Your objective ▸ Pick out every line with the word "been" and copy it.

Records shown ▸
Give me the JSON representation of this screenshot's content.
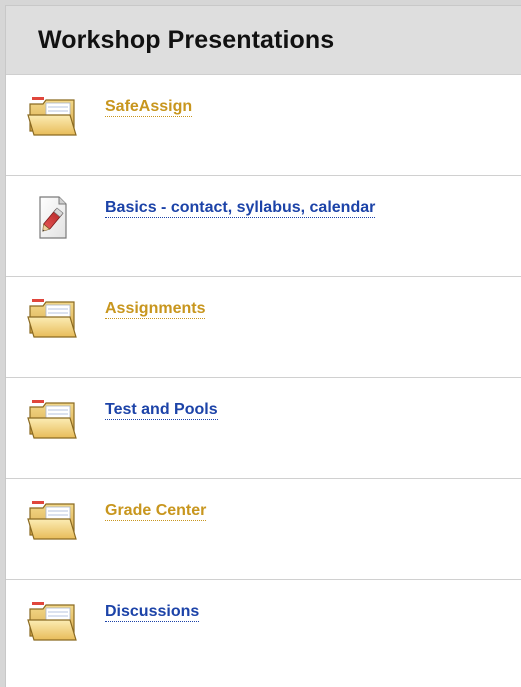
{
  "page": {
    "title": "Workshop Presentations"
  },
  "colors": {
    "header_bg": "#dedede",
    "link_gold": "#c8961e",
    "link_blue": "#1c43a8"
  },
  "items": [
    {
      "label": "SafeAssign",
      "icon": "folder-icon",
      "link_color": "#c8961e"
    },
    {
      "label": "Basics - contact, syllabus, calendar",
      "icon": "file-attachment-icon",
      "link_color": "#1c43a8"
    },
    {
      "label": "Assignments",
      "icon": "folder-icon",
      "link_color": "#c8961e"
    },
    {
      "label": "Test and Pools",
      "icon": "folder-icon",
      "link_color": "#1c43a8"
    },
    {
      "label": "Grade Center",
      "icon": "folder-icon",
      "link_color": "#c8961e"
    },
    {
      "label": "Discussions",
      "icon": "folder-icon",
      "link_color": "#1c43a8"
    }
  ]
}
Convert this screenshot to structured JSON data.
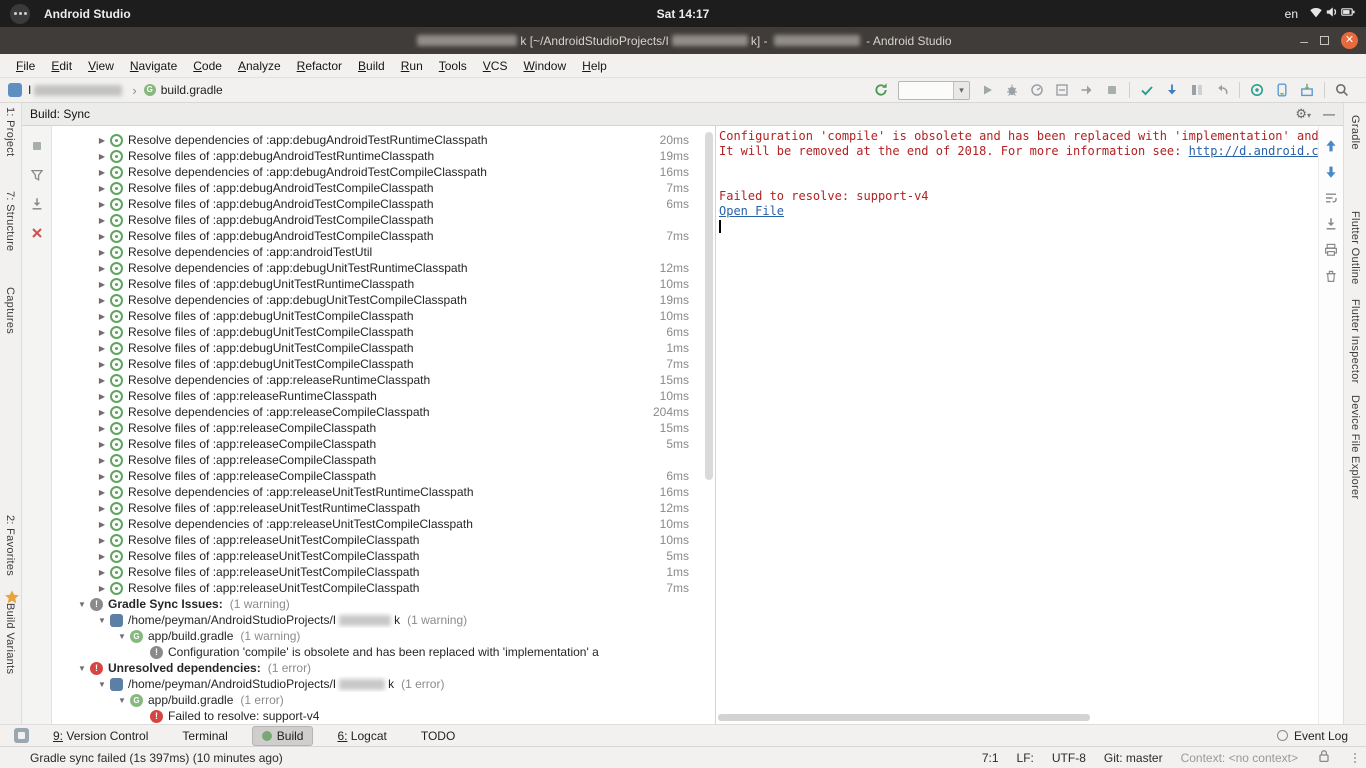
{
  "colors": {
    "accent_green": "#4a9b52",
    "console_error_red": "#B22222",
    "link_blue": "#2962A8",
    "close_button_orange": "#E66A3C"
  },
  "system_bar": {
    "app_name": "Android Studio",
    "clock": "Sat 14:17",
    "keyboard_layout": "en",
    "tray_icons": [
      "wifi",
      "volume",
      "battery"
    ]
  },
  "title_bar": {
    "segments": [
      {
        "blur": 100
      },
      {
        "text": "k [~/AndroidStudioProjects/I"
      },
      {
        "blur": 76
      },
      {
        "text": "k] - "
      },
      {
        "blur": 86
      },
      {
        "text": " - Android Studio"
      }
    ]
  },
  "menu_bar": {
    "items": [
      "File",
      "Edit",
      "View",
      "Navigate",
      "Code",
      "Analyze",
      "Refactor",
      "Build",
      "Run",
      "Tools",
      "VCS",
      "Window",
      "Help"
    ]
  },
  "toolbar": {
    "project_segments": [
      {
        "text": "I"
      },
      {
        "blur": 88
      }
    ],
    "breadcrumb_separator": "›",
    "breadcrumb_file": "build.gradle",
    "icons_before_combo": [
      "sync-gradle"
    ],
    "icons_after_combo": [
      "run",
      "debug",
      "profile",
      "coverage",
      "attach-debugger",
      "stop",
      "commit",
      "update-project",
      "diff",
      "undo",
      "inspections",
      "avd-manager",
      "sdk-manager",
      "search-everywhere"
    ]
  },
  "left_strip": {
    "items": [
      "1: Project",
      "7: Structure",
      "Captures",
      "2: Favorites",
      "Build Variants"
    ]
  },
  "right_strip": {
    "items": [
      "Gradle",
      "Flutter Outline",
      "Flutter Inspector",
      "Device File Explorer"
    ]
  },
  "build_panel": {
    "title": "Build: Sync",
    "header_icons": [
      "settings",
      "hide"
    ],
    "toolbar_icons": [
      "stop",
      "filter",
      "expand-all",
      "close"
    ],
    "rows": [
      {
        "indent": 2,
        "arrow": "c",
        "icon": "task",
        "text": "Resolve dependencies of :app:debugAndroidTestRuntimeClasspath",
        "time": "20ms"
      },
      {
        "indent": 2,
        "arrow": "c",
        "icon": "task",
        "text": "Resolve files of :app:debugAndroidTestRuntimeClasspath",
        "time": "19ms"
      },
      {
        "indent": 2,
        "arrow": "c",
        "icon": "task",
        "text": "Resolve dependencies of :app:debugAndroidTestCompileClasspath",
        "time": "16ms"
      },
      {
        "indent": 2,
        "arrow": "c",
        "icon": "task",
        "text": "Resolve files of :app:debugAndroidTestCompileClasspath",
        "time": "7ms"
      },
      {
        "indent": 2,
        "arrow": "c",
        "icon": "task",
        "text": "Resolve files of :app:debugAndroidTestCompileClasspath",
        "time": "6ms"
      },
      {
        "indent": 2,
        "arrow": "c",
        "icon": "task",
        "text": "Resolve files of :app:debugAndroidTestCompileClasspath",
        "time": ""
      },
      {
        "indent": 2,
        "arrow": "c",
        "icon": "task",
        "text": "Resolve files of :app:debugAndroidTestCompileClasspath",
        "time": "7ms"
      },
      {
        "indent": 2,
        "arrow": "c",
        "icon": "task",
        "text": "Resolve dependencies of :app:androidTestUtil",
        "time": ""
      },
      {
        "indent": 2,
        "arrow": "c",
        "icon": "task",
        "text": "Resolve dependencies of :app:debugUnitTestRuntimeClasspath",
        "time": "12ms"
      },
      {
        "indent": 2,
        "arrow": "c",
        "icon": "task",
        "text": "Resolve files of :app:debugUnitTestRuntimeClasspath",
        "time": "10ms"
      },
      {
        "indent": 2,
        "arrow": "c",
        "icon": "task",
        "text": "Resolve dependencies of :app:debugUnitTestCompileClasspath",
        "time": "19ms"
      },
      {
        "indent": 2,
        "arrow": "c",
        "icon": "task",
        "text": "Resolve files of :app:debugUnitTestCompileClasspath",
        "time": "10ms"
      },
      {
        "indent": 2,
        "arrow": "c",
        "icon": "task",
        "text": "Resolve files of :app:debugUnitTestCompileClasspath",
        "time": "6ms"
      },
      {
        "indent": 2,
        "arrow": "c",
        "icon": "task",
        "text": "Resolve files of :app:debugUnitTestCompileClasspath",
        "time": "1ms"
      },
      {
        "indent": 2,
        "arrow": "c",
        "icon": "task",
        "text": "Resolve files of :app:debugUnitTestCompileClasspath",
        "time": "7ms"
      },
      {
        "indent": 2,
        "arrow": "c",
        "icon": "task",
        "text": "Resolve dependencies of :app:releaseRuntimeClasspath",
        "time": "15ms"
      },
      {
        "indent": 2,
        "arrow": "c",
        "icon": "task",
        "text": "Resolve files of :app:releaseRuntimeClasspath",
        "time": "10ms"
      },
      {
        "indent": 2,
        "arrow": "c",
        "icon": "task",
        "text": "Resolve dependencies of :app:releaseCompileClasspath",
        "time": "204ms"
      },
      {
        "indent": 2,
        "arrow": "c",
        "icon": "task",
        "text": "Resolve files of :app:releaseCompileClasspath",
        "time": "15ms"
      },
      {
        "indent": 2,
        "arrow": "c",
        "icon": "task",
        "text": "Resolve files of :app:releaseCompileClasspath",
        "time": "5ms"
      },
      {
        "indent": 2,
        "arrow": "c",
        "icon": "task",
        "text": "Resolve files of :app:releaseCompileClasspath",
        "time": ""
      },
      {
        "indent": 2,
        "arrow": "c",
        "icon": "task",
        "text": "Resolve files of :app:releaseCompileClasspath",
        "time": "6ms"
      },
      {
        "indent": 2,
        "arrow": "c",
        "icon": "task",
        "text": "Resolve dependencies of :app:releaseUnitTestRuntimeClasspath",
        "time": "16ms"
      },
      {
        "indent": 2,
        "arrow": "c",
        "icon": "task",
        "text": "Resolve files of :app:releaseUnitTestRuntimeClasspath",
        "time": "12ms"
      },
      {
        "indent": 2,
        "arrow": "c",
        "icon": "task",
        "text": "Resolve dependencies of :app:releaseUnitTestCompileClasspath",
        "time": "10ms"
      },
      {
        "indent": 2,
        "arrow": "c",
        "icon": "task",
        "text": "Resolve files of :app:releaseUnitTestCompileClasspath",
        "time": "10ms"
      },
      {
        "indent": 2,
        "arrow": "c",
        "icon": "task",
        "text": "Resolve files of :app:releaseUnitTestCompileClasspath",
        "time": "5ms"
      },
      {
        "indent": 2,
        "arrow": "c",
        "icon": "task",
        "text": "Resolve files of :app:releaseUnitTestCompileClasspath",
        "time": "1ms"
      },
      {
        "indent": 2,
        "arrow": "c",
        "icon": "task",
        "text": "Resolve files of :app:releaseUnitTestCompileClasspath",
        "time": "7ms"
      },
      {
        "indent": 1,
        "arrow": "e",
        "icon": "warning",
        "bold": true,
        "text": "Gradle Sync Issues:",
        "badge": "(1 warning)"
      },
      {
        "indent": 2,
        "arrow": "e",
        "icon": "folder",
        "text": "/home/peyman/AndroidStudioProjects/I",
        "blur": 52,
        "text2": "k",
        "badge": "(1 warning)"
      },
      {
        "indent": 3,
        "arrow": "e",
        "icon": "gradle",
        "text": "app/build.gradle",
        "badge": "(1 warning)"
      },
      {
        "indent": 4,
        "icon": "warning",
        "text": "Configuration 'compile' is obsolete and has been replaced with 'implementation' a"
      },
      {
        "indent": 1,
        "arrow": "e",
        "icon": "error",
        "bold": true,
        "text": "Unresolved dependencies:",
        "badge": "(1 error)"
      },
      {
        "indent": 2,
        "arrow": "e",
        "icon": "folder",
        "text": "/home/peyman/AndroidStudioProjects/I",
        "blur": 46,
        "text2": "k",
        "badge": "(1 error)"
      },
      {
        "indent": 3,
        "arrow": "e",
        "icon": "gradle",
        "text": "app/build.gradle",
        "badge": "(1 error)"
      },
      {
        "indent": 4,
        "icon": "error",
        "text": "Failed to resolve: support-v4"
      }
    ]
  },
  "console": {
    "lines": [
      {
        "text": "Configuration 'compile' is obsolete and has been replaced with 'implementation' and 'a"
      },
      {
        "text": "It will be removed at the end of 2018. For more information see: ",
        "link": "http://d.android.com/"
      },
      {},
      {},
      {
        "text": "Failed to resolve: support-v4"
      },
      {
        "link": "Open File"
      }
    ],
    "toolbar_icons": [
      "scroll-up",
      "scroll-down",
      "soft-wrap",
      "scroll-to-end",
      "print",
      "clear-all"
    ]
  },
  "bottom_bar": {
    "items": [
      {
        "label": "9: Version Control",
        "mnemonic": true
      },
      {
        "label": "Terminal"
      },
      {
        "label": "Build",
        "selected": true,
        "icon": true
      },
      {
        "label": "6: Logcat",
        "mnemonic": true
      },
      {
        "label": "TODO"
      }
    ],
    "event_log": "Event Log"
  },
  "status_bar": {
    "message": "Gradle sync failed (1s 397ms) (10 minutes ago)",
    "position": "7:1",
    "line_separator": "LF:",
    "encoding": "UTF-8",
    "vcs": "Git: master",
    "context": "Context: <no context>"
  }
}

Result of the task ▸
        "text": "Configuration 'compile' is obsolete and has been replaced with 'implementation' a"
        "text": "Configuration 'compile' is obsolete and has been replaced with 'implementation' and 'a"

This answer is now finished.